_WHAT THIS TASK INVOLVES_.
Reproduce the lines verbatim from the start of the items through the line holding "bar-row: Native Hawaiian$68,750", inclusive.

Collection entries
****************

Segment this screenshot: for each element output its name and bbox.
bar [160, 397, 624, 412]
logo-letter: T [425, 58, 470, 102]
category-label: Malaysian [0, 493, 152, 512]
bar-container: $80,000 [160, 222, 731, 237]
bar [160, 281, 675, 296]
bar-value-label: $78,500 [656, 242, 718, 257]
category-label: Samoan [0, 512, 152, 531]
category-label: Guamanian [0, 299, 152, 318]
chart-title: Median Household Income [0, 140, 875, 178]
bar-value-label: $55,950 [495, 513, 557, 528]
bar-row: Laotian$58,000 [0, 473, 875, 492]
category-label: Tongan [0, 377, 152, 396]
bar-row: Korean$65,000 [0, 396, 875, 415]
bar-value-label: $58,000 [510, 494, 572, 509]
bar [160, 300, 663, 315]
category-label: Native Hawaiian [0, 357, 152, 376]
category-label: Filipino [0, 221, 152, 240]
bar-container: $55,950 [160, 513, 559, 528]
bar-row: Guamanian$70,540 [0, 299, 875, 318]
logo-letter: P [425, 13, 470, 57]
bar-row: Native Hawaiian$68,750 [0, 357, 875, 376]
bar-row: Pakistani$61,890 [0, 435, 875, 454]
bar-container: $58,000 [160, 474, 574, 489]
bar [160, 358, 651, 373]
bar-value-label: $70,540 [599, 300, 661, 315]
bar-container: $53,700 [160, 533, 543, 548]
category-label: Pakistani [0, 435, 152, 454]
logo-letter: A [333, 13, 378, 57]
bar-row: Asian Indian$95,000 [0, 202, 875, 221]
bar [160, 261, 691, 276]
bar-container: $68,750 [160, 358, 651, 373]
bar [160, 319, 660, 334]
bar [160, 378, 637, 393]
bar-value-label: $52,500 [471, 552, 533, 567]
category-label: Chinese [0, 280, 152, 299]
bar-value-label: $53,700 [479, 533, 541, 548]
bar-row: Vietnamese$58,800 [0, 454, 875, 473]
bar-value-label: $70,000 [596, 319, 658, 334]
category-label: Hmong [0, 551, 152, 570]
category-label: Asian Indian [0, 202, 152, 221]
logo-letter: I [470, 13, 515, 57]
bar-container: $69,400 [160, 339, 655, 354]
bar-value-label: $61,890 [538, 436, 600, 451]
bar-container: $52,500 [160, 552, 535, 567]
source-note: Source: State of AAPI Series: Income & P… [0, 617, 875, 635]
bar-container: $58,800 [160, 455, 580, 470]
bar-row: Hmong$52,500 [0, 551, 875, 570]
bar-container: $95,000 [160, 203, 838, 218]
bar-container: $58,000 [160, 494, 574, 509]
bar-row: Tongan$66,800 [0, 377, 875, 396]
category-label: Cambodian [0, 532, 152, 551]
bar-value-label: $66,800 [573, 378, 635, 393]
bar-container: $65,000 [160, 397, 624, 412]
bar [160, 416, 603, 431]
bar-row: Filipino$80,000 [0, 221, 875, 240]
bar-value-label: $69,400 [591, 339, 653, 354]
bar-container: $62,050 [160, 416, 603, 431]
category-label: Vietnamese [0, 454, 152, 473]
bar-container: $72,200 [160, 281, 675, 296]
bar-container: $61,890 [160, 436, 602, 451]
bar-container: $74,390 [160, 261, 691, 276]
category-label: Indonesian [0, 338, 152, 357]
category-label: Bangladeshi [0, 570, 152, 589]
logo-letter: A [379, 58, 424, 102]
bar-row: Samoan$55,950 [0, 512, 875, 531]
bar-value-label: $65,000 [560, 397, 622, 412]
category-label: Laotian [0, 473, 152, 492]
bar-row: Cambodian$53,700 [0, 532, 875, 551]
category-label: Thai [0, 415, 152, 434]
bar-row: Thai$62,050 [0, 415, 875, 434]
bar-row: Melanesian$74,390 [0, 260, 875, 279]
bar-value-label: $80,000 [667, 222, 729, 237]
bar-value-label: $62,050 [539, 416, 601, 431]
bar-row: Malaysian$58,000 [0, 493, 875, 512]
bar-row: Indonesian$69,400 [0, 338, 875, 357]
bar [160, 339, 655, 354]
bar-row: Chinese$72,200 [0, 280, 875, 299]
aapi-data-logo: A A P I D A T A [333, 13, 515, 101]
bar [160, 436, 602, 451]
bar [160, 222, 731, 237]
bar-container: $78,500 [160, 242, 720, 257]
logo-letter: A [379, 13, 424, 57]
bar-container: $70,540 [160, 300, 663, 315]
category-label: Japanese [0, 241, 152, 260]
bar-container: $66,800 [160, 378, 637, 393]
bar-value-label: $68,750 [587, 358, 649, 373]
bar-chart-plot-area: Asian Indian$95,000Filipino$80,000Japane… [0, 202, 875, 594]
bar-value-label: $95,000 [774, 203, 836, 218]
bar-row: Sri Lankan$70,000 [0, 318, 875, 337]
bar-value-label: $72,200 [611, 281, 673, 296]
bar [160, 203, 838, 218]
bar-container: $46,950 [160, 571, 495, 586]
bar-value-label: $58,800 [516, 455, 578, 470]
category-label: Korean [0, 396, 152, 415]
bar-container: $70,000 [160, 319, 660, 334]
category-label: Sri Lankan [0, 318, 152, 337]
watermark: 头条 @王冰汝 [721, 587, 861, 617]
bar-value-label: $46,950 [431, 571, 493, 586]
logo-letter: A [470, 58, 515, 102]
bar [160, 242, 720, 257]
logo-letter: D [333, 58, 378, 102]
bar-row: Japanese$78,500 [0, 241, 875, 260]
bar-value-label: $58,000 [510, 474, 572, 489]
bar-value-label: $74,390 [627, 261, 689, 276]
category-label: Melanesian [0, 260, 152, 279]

****************

_OUTPUT_.
Segment this screenshot: for each element output its name and bbox.
bar [160, 397, 624, 412]
logo-letter: T [425, 58, 470, 102]
category-label: Malaysian [0, 493, 152, 512]
bar-container: $80,000 [160, 222, 731, 237]
bar [160, 281, 675, 296]
bar-value-label: $78,500 [656, 242, 718, 257]
category-label: Samoan [0, 512, 152, 531]
category-label: Guamanian [0, 299, 152, 318]
chart-title: Median Household Income [0, 140, 875, 178]
bar-value-label: $55,950 [495, 513, 557, 528]
bar-row: Laotian$58,000 [0, 473, 875, 492]
category-label: Tongan [0, 377, 152, 396]
bar-row: Korean$65,000 [0, 396, 875, 415]
bar-value-label: $58,000 [510, 494, 572, 509]
bar [160, 300, 663, 315]
category-label: Native Hawaiian [0, 357, 152, 376]
category-label: Filipino [0, 221, 152, 240]
bar-container: $55,950 [160, 513, 559, 528]
bar-row: Guamanian$70,540 [0, 299, 875, 318]
logo-letter: P [425, 13, 470, 57]
bar-row: Native Hawaiian$68,750 [0, 357, 875, 376]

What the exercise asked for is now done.